> **TASK GOAL**: Could you return each line from the one bearing "Transcribe the text in this document." through the last line of the entries, exactly as it stands, with no pictures?

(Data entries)
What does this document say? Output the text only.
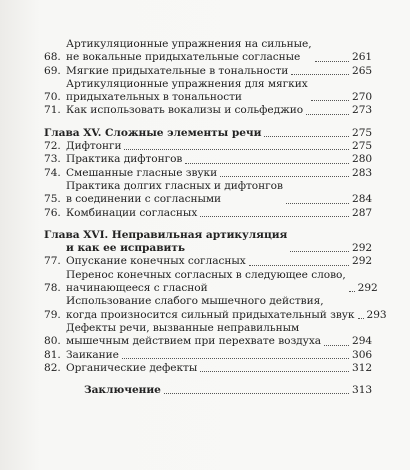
68.
Артикуляционные упражнения на сильные,
не вокальные придыхательные согласные	261
69. Мягкие придыхательные в тональности	265
70.
Артикуляционные упражнения для мягких
придыхательных в тональности	270
71. Как использовать вокализы и сольфеджио	273
Глава XV. Сложные элементы речи	275
72. Дифтонги	275
73. Практика дифтонгов	280
74. Смешанные гласные звуки	283
75.
Практика долгих гласных и дифтонгов
в соединении с согласными	284
76. Комбинации согласных	287
Глава XVI. Неправильная артикуляция
и как ее исправить	292
77. Опускание конечных согласных	292
78.
Перенос конечных согласных в следующее слово,
начинающееся с гласной	292
79.
Использование слабого мышечного действия,
когда произносится сильный придыхательный звук 293
80.
Дефекты речи, вызванные неправильным
мышечным действием при перехвате воздуха	294
81. Заикание	306
82. Органические дефекты	312
Заключение	313
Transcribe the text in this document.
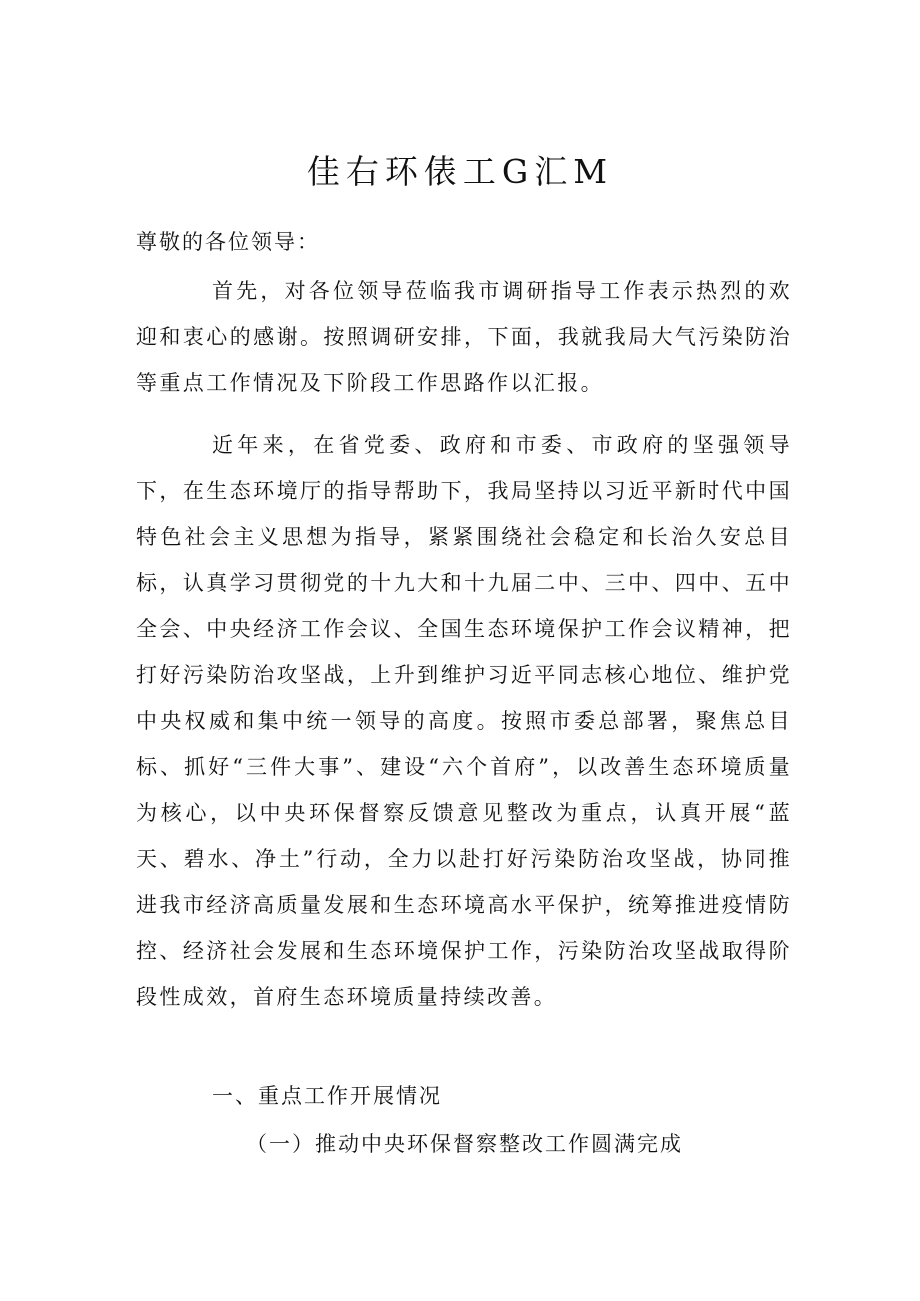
佳右环俵工G汇M

尊敬的各位领导：

首先，对各位领导莅临我市调研指导工作表示热烈的欢迎和衷心的感谢。按照调研安排，下面，我就我局大气污染防治等重点工作情况及下阶段工作思路作以汇报。

近年来，在省党委、政府和市委、市政府的坚强领导下，在生态环境厅的指导帮助下，我局坚持以习近平新时代中国特色社会主义思想为指导，紧紧围绕社会稳定和长治久安总目标，认真学习贯彻党的十九大和十九届二中、三中、四中、五中全会、中央经济工作会议、全国生态环境保护工作会议精神，把打好污染防治攻坚战，上升到维护习近平同志核心地位、维护党中央权威和集中统一领导的高度。按照市委总部署，聚焦总目标、抓好“三件大事”、建设“六个首府”，以改善生态环境质量为核心，以中央环保督察反馈意见整改为重点，认真开展“蓝天、碧水、净土”行动，全力以赴打好污染防治攻坚战，协同推进我市经济高质量发展和生态环境高水平保护，统筹推进疫情防控、经济社会发展和生态环境保护工作，污染防治攻坚战取得阶段性成效，首府生态环境质量持续改善。

一、重点工作开展情况

（一）推动中央环保督察整改工作圆满完成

> **SOLUTION TO THIS PROBLEM**:
Transcribe the text in this document.
佳右环俵工G汇M

尊敬的各位领导：

首先，对各位领导莅临我市调研指导工作表示热烈的欢迎和衷心的感谢。按照调研安排，下面，我就我局大气污染防治等重点工作情况及下阶段工作思路作以汇报。

近年来，在省党委、政府和市委、市政府的坚强领导下，在生态环境厅的指导帮助下，我局坚持以习近平新时代中国特色社会主义思想为指导，紧紧围绕社会稳定和长治久安总目标，认真学习贯彻党的十九大和十九届二中、三中、四中、五中全会、中央经济工作会议、全国生态环境保护工作会议精神，把打好污染防治攻坚战，上升到维护习近平同志核心地位、维护党中央权威和集中统一领导的高度。按照市委总部署，聚焦总目标、抓好“三件大事”、建设“六个首府”，以改善生态环境质量为核心，以中央环保督察反馈意见整改为重点，认真开展“蓝天、碧水、净土”行动，全力以赴打好污染防治攻坚战，协同推进我市经济高质量发展和生态环境高水平保护，统筹推进疫情防控、经济社会发展和生态环境保护工作，污染防治攻坚战取得阶段性成效，首府生态环境质量持续改善。

一、重点工作开展情况

（一）推动中央环保督察整改工作圆满完成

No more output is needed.